◆ **Problem**:
Which lines hold the word "предложит"? Copy each of them.

◆ **Task material**:
────────────────────

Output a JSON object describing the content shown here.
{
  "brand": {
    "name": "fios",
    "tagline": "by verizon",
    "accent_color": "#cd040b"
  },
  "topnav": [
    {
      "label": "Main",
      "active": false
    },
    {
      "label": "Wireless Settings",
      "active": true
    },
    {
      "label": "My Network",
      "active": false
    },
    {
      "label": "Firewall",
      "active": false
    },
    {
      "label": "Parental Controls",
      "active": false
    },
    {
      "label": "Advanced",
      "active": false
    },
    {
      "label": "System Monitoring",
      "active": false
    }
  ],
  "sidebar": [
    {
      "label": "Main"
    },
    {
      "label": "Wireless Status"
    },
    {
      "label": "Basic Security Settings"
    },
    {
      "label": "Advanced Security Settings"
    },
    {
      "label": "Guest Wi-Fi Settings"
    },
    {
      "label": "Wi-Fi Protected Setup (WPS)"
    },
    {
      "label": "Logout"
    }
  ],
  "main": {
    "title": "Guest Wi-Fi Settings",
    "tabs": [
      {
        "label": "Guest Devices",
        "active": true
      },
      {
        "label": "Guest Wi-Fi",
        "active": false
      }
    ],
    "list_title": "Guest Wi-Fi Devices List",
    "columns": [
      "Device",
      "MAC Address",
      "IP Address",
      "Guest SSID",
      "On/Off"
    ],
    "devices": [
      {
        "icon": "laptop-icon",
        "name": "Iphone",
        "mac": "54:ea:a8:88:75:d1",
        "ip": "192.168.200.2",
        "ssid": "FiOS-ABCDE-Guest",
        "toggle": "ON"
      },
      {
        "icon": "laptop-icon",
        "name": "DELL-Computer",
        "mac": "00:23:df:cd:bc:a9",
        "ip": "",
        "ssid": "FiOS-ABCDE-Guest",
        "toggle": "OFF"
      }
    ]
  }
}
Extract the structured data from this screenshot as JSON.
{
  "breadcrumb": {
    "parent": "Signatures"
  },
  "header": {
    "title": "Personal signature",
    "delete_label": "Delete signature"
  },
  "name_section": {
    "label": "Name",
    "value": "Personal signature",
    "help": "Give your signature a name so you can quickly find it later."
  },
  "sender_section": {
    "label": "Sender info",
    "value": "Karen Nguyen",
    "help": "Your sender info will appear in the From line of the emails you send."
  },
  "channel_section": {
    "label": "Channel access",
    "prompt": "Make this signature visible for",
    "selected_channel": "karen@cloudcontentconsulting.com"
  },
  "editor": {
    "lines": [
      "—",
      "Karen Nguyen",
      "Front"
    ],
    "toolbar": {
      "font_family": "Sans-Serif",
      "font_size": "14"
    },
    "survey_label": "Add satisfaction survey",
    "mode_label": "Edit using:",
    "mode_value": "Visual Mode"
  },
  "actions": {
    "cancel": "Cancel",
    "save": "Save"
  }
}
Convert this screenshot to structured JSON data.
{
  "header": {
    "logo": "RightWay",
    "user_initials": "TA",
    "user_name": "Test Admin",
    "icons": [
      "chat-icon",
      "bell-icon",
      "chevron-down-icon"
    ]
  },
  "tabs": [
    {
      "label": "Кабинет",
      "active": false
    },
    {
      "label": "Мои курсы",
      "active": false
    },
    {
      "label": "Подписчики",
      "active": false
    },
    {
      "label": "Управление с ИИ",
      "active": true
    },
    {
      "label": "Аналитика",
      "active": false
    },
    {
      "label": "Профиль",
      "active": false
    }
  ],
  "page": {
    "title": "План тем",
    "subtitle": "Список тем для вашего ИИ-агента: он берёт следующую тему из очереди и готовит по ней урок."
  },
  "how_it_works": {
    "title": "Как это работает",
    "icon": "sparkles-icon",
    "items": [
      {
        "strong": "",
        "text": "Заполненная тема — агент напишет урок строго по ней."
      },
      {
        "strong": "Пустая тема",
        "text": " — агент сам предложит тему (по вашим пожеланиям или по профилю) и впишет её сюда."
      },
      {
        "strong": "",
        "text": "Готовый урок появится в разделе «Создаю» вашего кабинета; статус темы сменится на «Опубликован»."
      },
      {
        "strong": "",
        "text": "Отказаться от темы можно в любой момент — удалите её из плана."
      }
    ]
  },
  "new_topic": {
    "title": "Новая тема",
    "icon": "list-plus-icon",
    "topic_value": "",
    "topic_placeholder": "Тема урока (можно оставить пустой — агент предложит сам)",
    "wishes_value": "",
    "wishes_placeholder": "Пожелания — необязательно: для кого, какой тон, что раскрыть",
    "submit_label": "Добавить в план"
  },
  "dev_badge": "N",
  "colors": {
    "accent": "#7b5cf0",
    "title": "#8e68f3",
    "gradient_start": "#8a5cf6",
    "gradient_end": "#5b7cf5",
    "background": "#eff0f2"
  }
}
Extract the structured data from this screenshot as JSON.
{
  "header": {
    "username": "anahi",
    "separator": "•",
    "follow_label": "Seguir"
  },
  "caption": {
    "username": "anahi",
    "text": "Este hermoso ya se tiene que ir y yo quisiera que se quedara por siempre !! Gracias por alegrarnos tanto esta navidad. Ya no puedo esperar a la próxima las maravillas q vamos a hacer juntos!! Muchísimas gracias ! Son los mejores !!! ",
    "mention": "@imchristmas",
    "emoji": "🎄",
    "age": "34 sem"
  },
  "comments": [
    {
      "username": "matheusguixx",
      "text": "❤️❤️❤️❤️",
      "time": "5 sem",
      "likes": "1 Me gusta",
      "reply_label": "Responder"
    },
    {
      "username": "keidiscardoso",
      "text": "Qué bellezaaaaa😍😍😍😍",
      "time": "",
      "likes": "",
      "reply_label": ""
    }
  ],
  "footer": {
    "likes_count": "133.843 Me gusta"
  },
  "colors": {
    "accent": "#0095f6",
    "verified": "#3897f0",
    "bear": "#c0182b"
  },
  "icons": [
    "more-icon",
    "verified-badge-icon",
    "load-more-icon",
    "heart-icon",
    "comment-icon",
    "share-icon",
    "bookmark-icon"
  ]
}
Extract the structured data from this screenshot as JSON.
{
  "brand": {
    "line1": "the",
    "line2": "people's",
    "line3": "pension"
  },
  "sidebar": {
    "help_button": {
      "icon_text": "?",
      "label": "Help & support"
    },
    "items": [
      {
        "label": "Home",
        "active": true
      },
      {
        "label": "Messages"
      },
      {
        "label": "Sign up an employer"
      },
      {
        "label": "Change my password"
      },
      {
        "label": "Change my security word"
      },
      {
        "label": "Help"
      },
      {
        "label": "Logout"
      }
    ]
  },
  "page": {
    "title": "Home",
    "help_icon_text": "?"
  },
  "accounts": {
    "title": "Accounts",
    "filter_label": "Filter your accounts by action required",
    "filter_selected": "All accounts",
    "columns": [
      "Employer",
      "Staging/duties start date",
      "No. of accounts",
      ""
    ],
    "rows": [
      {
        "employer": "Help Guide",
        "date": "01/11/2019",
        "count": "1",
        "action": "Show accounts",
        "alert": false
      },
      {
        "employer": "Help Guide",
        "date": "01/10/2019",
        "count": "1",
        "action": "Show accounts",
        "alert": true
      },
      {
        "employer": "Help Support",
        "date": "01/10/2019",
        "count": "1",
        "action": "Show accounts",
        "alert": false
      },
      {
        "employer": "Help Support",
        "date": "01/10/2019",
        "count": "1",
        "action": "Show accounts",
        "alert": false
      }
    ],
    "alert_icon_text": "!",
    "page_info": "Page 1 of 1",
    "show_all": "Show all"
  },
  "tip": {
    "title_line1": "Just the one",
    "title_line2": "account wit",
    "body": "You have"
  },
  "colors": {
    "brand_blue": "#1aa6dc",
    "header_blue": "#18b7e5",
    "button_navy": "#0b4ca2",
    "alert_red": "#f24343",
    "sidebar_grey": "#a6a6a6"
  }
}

────────────────────

◆ **Result of this task**:
        "text": " — агент сам предложит тему (по вашим пожеланиям или по профилю) и впишет её сюда."
    "topic_placeholder": "Тема урока (можно оставить пустой — агент предложит сам)",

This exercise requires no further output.